This Registration Statement on Form S-8 relates to 10,200,000 shares of common stock, $0.001 par value per share, of MiMedx Group, Inc. (the “Registrant”) to be offered to an awardee of the Registrant and its affiliates pursuant to certain non-plan inducement grants. All shares of common stock so offered may be treasury shares, newly issued by the Registrant or acquired by purchase at the expense of the Registrant on the open market or in private transactions.

PART I

INFORMATION REQUIRED IN THE SECTION 10(a) PROSPECTUS

Information required by Part I to be contained in the Section 10(a) prospectus is omitted from this Registration Statement in accordance with Rule 428(b)(1) under the Securities Act, and the introductory note to Part I of Form S-8. The documents containing the information specified in Part I have been or will be delivered to the awardee covered by this Registration Statement, as applicable and as required by Rule 428(b). Those documents and the documents incorporated by reference into this Registration Statement pursuant to Item 3 of Part II of this Registration Statement, taken together, constitute a prospectus that meets the requirements of Section 10(a) of the Securities Act.

PART II

INFORMATION REQUIRED IN THE REGISTRATION STATEMENT

Item 3. Incorporation of Documents By Reference.

Page segmentation data:
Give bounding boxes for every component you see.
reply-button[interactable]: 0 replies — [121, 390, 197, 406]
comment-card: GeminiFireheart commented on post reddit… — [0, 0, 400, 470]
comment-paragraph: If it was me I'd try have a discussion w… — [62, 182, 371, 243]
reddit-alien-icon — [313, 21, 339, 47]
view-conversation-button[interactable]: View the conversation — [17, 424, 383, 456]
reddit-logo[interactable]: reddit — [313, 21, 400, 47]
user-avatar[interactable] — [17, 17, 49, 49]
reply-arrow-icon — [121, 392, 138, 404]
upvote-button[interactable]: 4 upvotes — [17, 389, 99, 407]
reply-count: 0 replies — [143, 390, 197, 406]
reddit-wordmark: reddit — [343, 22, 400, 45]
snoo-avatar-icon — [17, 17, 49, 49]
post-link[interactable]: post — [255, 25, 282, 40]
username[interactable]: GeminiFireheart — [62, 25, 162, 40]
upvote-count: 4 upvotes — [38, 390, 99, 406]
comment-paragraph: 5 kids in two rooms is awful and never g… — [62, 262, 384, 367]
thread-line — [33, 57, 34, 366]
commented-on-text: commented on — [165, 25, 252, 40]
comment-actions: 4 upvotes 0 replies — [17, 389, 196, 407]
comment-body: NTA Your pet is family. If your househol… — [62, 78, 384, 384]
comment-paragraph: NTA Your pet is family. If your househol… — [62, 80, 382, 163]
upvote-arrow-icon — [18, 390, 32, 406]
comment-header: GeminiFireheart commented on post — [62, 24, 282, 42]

Parts of the exercise
1: Using only the Form S-8 excerpt, decide whether each statement agrees with it. Answer yes or no for each, and quote the words from the excerpt that settle it: (a) The filing relates to 10,200,000 shares of common stock. (b) Every share offered must be newly issued by the Registrant. (c) The information required by Part I is included in this Registration Statement.
2: Reproduce a passage from the Form S-8 excerpt. Begin at the words "INFORMATION REQUIRED IN THE SECTION 10(a) PROSPECTUS", and stop after "Documents By Reference.".

Task solutions
1:
(a) Yes: "This Registration Statement on Form S-8 relates to 10,200,000 shares of common stock"
(b) No: "All shares of common stock so offered may be treasury shares, newly issued by the Registrant or acquired by purchase at the expense of the Registrant on the open market or in private transactions."
(c) No: "Information required by Part I to be contained in the Section 10(a) prospectus is omitted from this Registration Statement"

2:
INFORMATION REQUIRED IN THE SECTION 10(a) PROSPECTUS

Information required by Part I to be contained in the Section 10(a) prospectus is omitted from this Registration Statement in accordance with Rule 428(b)(1) under the Securities Act, and the introductory note to Part I of Form S-8. The documents containing the information specified in Part I have been or will be delivered to the awardee covered by this Registration Statement, as applicable and as required by Rule 428(b). Those documents and the documents incorporated by reference into this Registration Statement pursuant to Item 3 of Part II of this Registration Statement, taken together, constitute a prospectus that meets the requirements of Section 10(a) of the Securities Act.

PART II

INFORMATION REQUIRED IN THE REGISTRATION STATEMENT

Item 3. Incorporation of Documents By Reference.